-- Problem --
Repeat all entries exactly.

-- Input material --
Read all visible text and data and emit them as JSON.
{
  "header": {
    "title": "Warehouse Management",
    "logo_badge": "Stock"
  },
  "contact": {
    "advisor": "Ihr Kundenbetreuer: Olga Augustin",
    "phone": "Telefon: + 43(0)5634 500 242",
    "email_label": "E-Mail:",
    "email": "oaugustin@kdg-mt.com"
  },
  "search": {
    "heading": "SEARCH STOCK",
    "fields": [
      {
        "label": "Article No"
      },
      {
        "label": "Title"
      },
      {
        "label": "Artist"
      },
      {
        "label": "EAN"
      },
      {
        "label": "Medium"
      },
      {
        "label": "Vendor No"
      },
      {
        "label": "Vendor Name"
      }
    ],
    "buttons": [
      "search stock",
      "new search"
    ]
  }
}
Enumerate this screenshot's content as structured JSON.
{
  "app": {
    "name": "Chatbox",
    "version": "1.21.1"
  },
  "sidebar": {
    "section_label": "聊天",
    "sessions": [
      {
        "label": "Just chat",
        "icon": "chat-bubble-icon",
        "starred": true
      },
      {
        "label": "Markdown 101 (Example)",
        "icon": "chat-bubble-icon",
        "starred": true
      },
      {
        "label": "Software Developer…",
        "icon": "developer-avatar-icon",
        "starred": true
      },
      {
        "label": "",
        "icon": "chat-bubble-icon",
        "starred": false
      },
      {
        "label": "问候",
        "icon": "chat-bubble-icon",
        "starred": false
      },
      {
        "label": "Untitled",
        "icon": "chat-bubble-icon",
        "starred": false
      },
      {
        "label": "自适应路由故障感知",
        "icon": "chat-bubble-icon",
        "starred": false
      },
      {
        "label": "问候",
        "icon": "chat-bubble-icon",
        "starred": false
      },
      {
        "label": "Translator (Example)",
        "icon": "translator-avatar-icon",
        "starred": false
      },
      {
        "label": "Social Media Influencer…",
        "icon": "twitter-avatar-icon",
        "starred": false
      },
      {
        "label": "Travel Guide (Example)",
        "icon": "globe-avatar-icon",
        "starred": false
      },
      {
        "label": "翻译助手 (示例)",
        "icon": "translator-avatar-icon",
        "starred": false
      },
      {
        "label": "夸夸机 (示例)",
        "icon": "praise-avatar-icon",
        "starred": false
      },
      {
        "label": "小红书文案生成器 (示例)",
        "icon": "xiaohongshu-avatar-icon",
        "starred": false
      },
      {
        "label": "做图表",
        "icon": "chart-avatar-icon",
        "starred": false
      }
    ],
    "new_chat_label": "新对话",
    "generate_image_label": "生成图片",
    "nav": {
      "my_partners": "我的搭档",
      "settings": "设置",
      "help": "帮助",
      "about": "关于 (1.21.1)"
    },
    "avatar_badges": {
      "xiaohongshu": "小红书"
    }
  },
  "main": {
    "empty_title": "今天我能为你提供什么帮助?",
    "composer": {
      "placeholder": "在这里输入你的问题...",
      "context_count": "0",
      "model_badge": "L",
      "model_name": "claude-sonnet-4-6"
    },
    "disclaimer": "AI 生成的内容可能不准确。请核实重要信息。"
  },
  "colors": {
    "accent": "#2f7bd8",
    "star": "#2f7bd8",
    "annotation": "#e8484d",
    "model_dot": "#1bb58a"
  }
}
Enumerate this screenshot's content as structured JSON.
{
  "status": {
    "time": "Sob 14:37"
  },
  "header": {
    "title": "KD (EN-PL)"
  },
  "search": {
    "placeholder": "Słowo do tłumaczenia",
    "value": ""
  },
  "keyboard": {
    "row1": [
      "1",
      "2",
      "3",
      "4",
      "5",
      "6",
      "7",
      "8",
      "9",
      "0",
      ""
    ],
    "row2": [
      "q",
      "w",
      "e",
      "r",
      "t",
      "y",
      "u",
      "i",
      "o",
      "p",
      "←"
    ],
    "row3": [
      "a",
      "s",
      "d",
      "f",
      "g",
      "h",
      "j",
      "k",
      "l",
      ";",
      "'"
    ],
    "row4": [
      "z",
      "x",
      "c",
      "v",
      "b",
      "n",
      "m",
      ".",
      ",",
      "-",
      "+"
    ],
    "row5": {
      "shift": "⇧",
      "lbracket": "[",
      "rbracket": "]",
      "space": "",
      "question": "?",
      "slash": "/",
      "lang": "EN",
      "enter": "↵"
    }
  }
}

-- Answer below --
Read all visible text and data and emit them as JSON.
{
  "header": {
    "title": "Warehouse Management",
    "logo_badge": "Stock"
  },
  "contact": {
    "advisor": "Ihr Kundenbetreuer: Olga Augustin",
    "phone": "Telefon: + 43(0)5634 500 242",
    "email_label": "E-Mail:",
    "email": "oaugustin@kdg-mt.com"
  },
  "search": {
    "heading": "SEARCH STOCK",
    "fields": [
      {
        "label": "Article No"
      },
      {
        "label": "Title"
      },
      {
        "label": "Artist"
      },
      {
        "label": "EAN"
      },
      {
        "label": "Medium"
      },
      {
        "label": "Vendor No"
      },
      {
        "label": "Vendor Name"
      }
    ],
    "buttons": [
      "search stock",
      "new search"
    ]
  }
}
Enumerate this screenshot's content as structured JSON.
{
  "app": {
    "name": "Chatbox",
    "version": "1.21.1"
  },
  "sidebar": {
    "section_label": "聊天",
    "sessions": [
      {
        "label": "Just chat",
        "icon": "chat-bubble-icon",
        "starred": true
      },
      {
        "label": "Markdown 101 (Example)",
        "icon": "chat-bubble-icon",
        "starred": true
      },
      {
        "label": "Software Developer…",
        "icon": "developer-avatar-icon",
        "starred": true
      },
      {
        "label": "",
        "icon": "chat-bubble-icon",
        "starred": false
      },
      {
        "label": "问候",
        "icon": "chat-bubble-icon",
        "starred": false
      },
      {
        "label": "Untitled",
        "icon": "chat-bubble-icon",
        "starred": false
      },
      {
        "label": "自适应路由故障感知",
        "icon": "chat-bubble-icon",
        "starred": false
      },
      {
        "label": "问候",
        "icon": "chat-bubble-icon",
        "starred": false
      },
      {
        "label": "Translator (Example)",
        "icon": "translator-avatar-icon",
        "starred": false
      },
      {
        "label": "Social Media Influencer…",
        "icon": "twitter-avatar-icon",
        "starred": false
      },
      {
        "label": "Travel Guide (Example)",
        "icon": "globe-avatar-icon",
        "starred": false
      },
      {
        "label": "翻译助手 (示例)",
        "icon": "translator-avatar-icon",
        "starred": false
      },
      {
        "label": "夸夸机 (示例)",
        "icon": "praise-avatar-icon",
        "starred": false
      },
      {
        "label": "小红书文案生成器 (示例)",
        "icon": "xiaohongshu-avatar-icon",
        "starred": false
      },
      {
        "label": "做图表",
        "icon": "chart-avatar-icon",
        "starred": false
      }
    ],
    "new_chat_label": "新对话",
    "generate_image_label": "生成图片",
    "nav": {
      "my_partners": "我的搭档",
      "settings": "设置",
      "help": "帮助",
      "about": "关于 (1.21.1)"
    },
    "avatar_badges": {
      "xiaohongshu": "小红书"
    }
  },
  "main": {
    "empty_title": "今天我能为你提供什么帮助?",
    "composer": {
      "placeholder": "在这里输入你的问题...",
      "context_count": "0",
      "model_badge": "L",
      "model_name": "claude-sonnet-4-6"
    },
    "disclaimer": "AI 生成的内容可能不准确。请核实重要信息。"
  },
  "colors": {
    "accent": "#2f7bd8",
    "star": "#2f7bd8",
    "annotation": "#e8484d",
    "model_dot": "#1bb58a"
  }
}
Enumerate this screenshot's content as structured JSON.
{
  "status": {
    "time": "Sob 14:37"
  },
  "header": {
    "title": "KD (EN-PL)"
  },
  "search": {
    "placeholder": "Słowo do tłumaczenia",
    "value": ""
  },
  "keyboard": {
    "row1": [
      "1",
      "2",
      "3",
      "4",
      "5",
      "6",
      "7",
      "8",
      "9",
      "0",
      ""
    ],
    "row2": [
      "q",
      "w",
      "e",
      "r",
      "t",
      "y",
      "u",
      "i",
      "o",
      "p",
      "←"
    ],
    "row3": [
      "a",
      "s",
      "d",
      "f",
      "g",
      "h",
      "j",
      "k",
      "l",
      ";",
      "'"
    ],
    "row4": [
      "z",
      "x",
      "c",
      "v",
      "b",
      "n",
      "m",
      ".",
      ",",
      "-",
      "+"
    ],
    "row5": {
      "shift": "⇧",
      "lbracket": "[",
      "rbracket": "]",
      "space": "",
      "question": "?",
      "slash": "/",
      "lang": "EN",
      "enter": "↵"
    }
  }
}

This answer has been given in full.